[Written exercise]: Isolate every line in the data with the string "GOES" and copy it.

[Dataset rows about figures]

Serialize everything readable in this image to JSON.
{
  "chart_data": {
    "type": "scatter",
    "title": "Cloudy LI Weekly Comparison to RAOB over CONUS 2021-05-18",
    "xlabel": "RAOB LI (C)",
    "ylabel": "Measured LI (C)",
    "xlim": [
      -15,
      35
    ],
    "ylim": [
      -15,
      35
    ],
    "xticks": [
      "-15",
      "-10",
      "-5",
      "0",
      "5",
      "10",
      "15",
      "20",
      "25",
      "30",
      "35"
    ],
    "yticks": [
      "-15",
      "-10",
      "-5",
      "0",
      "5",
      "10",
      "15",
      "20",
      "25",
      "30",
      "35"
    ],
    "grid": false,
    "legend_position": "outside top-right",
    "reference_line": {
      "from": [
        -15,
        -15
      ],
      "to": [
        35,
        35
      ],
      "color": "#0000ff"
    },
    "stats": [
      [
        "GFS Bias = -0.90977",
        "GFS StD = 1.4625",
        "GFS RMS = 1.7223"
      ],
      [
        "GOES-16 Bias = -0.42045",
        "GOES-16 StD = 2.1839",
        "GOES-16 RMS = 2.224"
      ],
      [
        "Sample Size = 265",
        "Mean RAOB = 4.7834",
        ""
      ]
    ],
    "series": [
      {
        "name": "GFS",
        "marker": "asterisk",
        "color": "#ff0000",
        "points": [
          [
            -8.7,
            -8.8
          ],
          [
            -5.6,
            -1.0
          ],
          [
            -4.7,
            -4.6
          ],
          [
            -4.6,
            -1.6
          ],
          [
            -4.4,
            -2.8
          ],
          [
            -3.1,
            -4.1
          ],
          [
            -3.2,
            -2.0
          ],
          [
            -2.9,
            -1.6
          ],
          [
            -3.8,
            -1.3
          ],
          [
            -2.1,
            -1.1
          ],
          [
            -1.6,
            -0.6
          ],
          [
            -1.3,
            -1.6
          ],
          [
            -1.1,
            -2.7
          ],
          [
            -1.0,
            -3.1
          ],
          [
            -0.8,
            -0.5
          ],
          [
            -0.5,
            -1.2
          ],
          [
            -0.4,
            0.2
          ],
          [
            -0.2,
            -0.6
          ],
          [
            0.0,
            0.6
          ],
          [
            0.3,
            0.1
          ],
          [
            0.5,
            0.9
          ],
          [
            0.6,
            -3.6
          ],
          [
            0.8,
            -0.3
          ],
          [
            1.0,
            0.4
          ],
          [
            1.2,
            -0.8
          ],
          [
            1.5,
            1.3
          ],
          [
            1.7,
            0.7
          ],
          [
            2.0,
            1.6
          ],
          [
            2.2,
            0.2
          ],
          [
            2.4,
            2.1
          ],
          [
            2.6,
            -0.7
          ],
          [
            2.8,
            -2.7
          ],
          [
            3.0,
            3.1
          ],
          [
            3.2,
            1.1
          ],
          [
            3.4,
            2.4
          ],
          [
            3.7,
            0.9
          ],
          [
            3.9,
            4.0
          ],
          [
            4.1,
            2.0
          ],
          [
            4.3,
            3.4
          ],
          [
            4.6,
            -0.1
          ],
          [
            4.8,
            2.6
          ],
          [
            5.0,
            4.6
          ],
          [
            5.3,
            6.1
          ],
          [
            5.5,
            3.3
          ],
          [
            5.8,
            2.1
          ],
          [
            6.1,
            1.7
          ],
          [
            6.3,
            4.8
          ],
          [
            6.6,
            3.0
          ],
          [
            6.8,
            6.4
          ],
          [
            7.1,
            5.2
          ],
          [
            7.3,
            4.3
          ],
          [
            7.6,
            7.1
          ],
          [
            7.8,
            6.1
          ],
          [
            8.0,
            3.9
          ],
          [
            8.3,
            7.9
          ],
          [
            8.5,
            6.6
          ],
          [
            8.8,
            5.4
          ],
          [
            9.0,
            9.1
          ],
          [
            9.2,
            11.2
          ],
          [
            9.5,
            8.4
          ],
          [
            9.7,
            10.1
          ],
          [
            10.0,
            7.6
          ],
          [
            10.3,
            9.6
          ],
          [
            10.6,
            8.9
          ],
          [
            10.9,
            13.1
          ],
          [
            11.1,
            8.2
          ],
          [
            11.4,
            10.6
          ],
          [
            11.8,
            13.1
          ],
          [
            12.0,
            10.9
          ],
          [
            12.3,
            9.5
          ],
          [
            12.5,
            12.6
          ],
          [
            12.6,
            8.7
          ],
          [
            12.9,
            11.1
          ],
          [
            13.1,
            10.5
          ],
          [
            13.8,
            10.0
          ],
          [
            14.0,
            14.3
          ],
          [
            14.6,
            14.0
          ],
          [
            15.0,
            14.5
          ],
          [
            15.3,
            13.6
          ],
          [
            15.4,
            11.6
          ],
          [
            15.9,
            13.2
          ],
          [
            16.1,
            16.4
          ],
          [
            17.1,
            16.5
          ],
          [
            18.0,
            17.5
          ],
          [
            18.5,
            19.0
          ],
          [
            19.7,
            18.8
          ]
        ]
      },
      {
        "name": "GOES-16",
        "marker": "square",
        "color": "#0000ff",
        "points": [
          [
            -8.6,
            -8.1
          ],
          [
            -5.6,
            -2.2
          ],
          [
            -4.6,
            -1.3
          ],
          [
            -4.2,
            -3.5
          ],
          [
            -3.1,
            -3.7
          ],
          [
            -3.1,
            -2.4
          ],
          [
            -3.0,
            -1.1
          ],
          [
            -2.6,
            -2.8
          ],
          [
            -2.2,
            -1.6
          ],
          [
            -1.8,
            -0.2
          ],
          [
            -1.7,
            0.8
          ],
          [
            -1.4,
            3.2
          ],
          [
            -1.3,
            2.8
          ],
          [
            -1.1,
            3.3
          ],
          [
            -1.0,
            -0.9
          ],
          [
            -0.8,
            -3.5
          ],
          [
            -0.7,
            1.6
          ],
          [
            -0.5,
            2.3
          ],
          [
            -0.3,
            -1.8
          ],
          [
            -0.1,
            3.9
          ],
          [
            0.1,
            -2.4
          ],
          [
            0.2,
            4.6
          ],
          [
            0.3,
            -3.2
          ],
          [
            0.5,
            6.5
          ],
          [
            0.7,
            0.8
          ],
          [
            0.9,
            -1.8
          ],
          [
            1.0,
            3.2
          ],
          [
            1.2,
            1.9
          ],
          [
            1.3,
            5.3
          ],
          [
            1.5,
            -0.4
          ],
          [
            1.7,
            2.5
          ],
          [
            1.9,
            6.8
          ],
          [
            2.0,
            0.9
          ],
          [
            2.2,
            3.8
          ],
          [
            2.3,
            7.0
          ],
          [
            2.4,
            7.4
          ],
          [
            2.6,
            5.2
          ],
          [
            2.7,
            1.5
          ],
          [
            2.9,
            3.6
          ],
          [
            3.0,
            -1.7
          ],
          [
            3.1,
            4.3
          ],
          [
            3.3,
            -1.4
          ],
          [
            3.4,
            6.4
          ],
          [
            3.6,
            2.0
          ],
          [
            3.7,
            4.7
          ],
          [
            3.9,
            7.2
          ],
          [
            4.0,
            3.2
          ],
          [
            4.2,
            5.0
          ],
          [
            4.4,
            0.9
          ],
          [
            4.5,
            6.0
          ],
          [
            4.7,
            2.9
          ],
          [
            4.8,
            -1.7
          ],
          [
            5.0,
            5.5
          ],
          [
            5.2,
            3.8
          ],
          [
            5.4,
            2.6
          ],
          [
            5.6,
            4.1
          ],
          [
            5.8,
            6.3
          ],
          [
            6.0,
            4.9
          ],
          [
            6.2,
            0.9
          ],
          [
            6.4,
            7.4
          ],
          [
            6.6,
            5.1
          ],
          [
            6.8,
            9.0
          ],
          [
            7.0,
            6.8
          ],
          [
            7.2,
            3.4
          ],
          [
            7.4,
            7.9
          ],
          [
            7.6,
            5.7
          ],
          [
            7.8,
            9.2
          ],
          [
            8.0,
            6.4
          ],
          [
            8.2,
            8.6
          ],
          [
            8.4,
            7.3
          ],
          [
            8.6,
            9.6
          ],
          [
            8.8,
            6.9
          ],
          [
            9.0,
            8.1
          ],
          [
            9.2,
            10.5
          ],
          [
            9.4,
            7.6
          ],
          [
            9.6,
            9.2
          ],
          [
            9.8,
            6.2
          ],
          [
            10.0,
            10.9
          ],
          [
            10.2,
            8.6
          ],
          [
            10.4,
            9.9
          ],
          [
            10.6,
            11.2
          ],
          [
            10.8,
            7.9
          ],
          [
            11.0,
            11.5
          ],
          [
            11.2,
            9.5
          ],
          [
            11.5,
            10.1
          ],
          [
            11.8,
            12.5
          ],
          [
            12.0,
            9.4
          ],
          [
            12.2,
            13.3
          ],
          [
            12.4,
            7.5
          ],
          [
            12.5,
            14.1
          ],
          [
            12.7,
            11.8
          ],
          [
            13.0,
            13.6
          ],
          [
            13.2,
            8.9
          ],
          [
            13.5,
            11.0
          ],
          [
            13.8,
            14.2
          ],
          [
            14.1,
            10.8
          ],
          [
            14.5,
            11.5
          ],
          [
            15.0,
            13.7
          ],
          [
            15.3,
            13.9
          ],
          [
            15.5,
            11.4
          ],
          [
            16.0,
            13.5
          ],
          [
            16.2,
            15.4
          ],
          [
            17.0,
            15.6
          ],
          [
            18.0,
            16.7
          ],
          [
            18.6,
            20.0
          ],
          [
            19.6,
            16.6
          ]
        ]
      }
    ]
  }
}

[Worked answer]:
        "GOES-16 Bias = -0.42045",
        "GOES-16 StD = 2.1839",
        "GOES-16 RMS = 2.224"
        "name": "GOES-16",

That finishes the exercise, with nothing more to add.